(Items from a figure collection)
___
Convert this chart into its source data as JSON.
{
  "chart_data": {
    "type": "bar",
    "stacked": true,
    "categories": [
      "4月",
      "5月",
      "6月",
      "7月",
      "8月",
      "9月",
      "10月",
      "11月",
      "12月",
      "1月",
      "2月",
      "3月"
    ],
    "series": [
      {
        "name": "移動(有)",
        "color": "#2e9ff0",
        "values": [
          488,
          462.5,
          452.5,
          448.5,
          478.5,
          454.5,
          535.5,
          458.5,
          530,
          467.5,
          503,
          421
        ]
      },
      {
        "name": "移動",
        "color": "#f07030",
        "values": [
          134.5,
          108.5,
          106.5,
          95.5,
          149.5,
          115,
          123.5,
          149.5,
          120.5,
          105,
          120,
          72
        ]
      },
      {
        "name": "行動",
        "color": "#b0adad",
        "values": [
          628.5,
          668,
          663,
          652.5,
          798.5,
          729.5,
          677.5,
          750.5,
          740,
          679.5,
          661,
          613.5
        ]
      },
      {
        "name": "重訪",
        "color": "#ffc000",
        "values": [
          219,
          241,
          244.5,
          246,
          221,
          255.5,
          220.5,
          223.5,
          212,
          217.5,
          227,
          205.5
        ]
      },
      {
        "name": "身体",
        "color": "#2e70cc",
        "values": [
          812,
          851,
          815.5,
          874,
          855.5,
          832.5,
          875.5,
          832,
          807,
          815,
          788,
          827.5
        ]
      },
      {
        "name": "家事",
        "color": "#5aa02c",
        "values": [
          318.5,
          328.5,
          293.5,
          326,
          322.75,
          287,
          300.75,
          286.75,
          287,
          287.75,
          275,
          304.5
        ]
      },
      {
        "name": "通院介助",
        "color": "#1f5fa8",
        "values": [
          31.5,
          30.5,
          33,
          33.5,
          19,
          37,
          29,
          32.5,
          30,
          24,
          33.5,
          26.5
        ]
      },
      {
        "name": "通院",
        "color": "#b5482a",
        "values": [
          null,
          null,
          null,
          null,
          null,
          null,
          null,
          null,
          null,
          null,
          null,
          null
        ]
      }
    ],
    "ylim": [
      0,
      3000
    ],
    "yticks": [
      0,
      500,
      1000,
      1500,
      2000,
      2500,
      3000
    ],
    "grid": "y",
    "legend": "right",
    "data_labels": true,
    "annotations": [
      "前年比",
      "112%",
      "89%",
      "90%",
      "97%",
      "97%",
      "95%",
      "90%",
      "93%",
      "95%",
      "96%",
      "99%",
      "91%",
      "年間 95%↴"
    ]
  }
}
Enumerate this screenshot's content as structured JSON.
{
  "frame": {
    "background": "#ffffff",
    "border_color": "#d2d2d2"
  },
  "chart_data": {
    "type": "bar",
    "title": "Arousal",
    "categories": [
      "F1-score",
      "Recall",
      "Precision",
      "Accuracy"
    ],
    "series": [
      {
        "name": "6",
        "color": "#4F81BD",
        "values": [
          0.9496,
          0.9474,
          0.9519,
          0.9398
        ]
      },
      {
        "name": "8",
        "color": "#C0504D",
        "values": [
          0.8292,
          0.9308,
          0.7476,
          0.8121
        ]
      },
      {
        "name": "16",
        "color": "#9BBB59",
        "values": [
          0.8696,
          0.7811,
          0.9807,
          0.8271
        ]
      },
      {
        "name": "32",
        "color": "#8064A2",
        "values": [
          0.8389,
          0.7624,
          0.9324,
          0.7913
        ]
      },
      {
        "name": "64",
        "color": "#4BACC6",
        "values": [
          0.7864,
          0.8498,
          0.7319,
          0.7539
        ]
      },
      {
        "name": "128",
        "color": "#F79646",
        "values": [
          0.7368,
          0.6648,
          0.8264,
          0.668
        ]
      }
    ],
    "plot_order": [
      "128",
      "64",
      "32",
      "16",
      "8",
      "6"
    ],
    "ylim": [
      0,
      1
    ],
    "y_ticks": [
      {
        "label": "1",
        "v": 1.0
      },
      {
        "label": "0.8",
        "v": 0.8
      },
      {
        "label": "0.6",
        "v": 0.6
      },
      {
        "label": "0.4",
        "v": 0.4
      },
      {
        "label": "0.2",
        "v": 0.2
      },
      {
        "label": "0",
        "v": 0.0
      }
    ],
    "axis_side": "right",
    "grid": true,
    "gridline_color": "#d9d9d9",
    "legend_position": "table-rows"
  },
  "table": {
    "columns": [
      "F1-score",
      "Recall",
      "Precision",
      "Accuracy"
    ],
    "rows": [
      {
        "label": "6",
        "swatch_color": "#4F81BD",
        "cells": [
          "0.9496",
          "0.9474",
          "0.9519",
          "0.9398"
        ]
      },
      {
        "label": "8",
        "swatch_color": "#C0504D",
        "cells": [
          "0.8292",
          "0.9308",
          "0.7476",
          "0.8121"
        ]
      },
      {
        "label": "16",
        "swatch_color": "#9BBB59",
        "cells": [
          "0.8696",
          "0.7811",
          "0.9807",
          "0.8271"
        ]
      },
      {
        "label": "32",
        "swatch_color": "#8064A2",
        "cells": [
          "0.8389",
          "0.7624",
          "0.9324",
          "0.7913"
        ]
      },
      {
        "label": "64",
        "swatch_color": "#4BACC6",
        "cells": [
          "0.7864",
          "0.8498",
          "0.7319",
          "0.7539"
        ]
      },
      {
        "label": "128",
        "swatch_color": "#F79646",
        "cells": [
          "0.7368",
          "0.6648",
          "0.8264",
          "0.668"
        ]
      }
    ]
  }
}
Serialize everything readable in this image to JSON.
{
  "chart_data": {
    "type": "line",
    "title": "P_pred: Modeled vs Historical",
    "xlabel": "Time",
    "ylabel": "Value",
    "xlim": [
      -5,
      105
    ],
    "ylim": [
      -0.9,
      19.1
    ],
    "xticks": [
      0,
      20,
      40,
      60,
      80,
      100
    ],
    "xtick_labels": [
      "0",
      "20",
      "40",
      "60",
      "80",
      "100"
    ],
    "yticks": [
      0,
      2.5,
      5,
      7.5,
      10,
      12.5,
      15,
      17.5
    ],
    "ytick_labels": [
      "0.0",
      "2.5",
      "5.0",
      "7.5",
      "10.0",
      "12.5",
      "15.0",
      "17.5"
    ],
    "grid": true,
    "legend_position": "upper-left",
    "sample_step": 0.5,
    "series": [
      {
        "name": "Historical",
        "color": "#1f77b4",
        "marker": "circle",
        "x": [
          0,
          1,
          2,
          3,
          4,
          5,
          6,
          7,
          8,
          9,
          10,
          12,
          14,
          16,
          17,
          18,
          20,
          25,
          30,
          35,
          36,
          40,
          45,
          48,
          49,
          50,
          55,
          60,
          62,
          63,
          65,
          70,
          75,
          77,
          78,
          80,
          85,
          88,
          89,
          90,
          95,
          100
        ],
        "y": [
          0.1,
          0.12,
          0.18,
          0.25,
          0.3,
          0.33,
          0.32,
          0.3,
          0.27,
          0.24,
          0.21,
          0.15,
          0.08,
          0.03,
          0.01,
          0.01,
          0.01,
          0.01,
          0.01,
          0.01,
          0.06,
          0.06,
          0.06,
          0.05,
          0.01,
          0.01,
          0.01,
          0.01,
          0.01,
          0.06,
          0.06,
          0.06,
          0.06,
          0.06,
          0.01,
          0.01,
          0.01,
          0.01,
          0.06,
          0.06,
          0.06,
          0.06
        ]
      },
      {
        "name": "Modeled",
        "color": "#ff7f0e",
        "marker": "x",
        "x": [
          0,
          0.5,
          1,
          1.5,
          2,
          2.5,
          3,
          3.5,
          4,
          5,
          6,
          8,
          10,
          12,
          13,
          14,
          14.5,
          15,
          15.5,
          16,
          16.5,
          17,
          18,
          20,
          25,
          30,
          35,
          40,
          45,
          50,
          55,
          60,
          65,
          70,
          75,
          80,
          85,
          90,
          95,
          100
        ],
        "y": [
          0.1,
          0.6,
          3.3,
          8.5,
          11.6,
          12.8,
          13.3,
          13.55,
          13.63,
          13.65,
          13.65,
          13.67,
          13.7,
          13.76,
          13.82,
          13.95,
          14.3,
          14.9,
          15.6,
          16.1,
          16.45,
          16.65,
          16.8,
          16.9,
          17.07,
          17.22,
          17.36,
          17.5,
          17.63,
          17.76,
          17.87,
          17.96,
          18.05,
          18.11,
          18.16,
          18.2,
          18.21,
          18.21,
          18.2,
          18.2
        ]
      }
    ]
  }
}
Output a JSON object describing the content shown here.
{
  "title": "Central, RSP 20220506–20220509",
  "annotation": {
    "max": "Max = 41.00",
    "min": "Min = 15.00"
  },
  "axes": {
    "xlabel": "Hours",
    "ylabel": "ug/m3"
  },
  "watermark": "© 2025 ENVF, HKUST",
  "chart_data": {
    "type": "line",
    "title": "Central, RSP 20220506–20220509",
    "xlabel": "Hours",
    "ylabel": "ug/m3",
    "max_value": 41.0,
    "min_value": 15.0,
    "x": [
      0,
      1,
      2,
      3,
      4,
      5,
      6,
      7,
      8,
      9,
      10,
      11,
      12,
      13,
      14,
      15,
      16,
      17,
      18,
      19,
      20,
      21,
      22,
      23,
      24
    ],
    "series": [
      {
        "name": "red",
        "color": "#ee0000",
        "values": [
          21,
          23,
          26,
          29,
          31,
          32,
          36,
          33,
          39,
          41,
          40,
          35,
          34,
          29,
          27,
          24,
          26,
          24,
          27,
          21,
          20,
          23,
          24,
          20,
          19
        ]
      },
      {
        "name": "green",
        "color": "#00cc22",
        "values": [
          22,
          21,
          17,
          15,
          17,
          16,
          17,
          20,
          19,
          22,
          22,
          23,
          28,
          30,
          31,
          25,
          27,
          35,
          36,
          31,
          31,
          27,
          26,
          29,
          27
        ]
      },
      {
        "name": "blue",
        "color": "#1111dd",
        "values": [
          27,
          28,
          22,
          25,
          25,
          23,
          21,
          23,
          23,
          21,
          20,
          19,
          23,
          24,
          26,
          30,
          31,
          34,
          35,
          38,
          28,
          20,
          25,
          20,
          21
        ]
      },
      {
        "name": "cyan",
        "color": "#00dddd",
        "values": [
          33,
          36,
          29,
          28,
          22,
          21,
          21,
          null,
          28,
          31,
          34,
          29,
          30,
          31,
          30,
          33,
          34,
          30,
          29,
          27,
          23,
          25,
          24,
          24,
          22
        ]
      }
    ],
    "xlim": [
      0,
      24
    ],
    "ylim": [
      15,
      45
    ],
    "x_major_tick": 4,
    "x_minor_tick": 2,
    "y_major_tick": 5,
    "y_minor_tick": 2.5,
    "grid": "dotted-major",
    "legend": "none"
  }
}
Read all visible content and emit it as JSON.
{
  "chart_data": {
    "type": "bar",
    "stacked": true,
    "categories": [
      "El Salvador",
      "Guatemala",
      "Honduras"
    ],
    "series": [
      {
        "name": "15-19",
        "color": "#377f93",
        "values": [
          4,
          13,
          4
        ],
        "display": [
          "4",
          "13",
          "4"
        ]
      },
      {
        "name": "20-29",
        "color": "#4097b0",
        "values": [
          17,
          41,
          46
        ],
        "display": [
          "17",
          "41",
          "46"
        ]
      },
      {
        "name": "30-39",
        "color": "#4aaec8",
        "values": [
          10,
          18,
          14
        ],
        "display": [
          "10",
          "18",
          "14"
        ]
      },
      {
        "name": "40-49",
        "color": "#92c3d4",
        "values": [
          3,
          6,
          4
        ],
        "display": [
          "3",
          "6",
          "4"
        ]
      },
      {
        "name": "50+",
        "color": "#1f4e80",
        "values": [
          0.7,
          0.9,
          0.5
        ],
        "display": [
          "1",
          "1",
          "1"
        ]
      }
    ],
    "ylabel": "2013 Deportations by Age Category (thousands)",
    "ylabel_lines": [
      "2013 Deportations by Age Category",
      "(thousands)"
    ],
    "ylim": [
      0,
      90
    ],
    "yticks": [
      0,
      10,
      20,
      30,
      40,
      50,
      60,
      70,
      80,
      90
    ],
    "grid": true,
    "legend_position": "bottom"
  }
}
___
Problem statement
Go through the records. Copy each line where "Central" appears.

Expected output
  "title": "Central, RSP 20220506–20220509",
    "title": "Central, RSP 20220506–20220509",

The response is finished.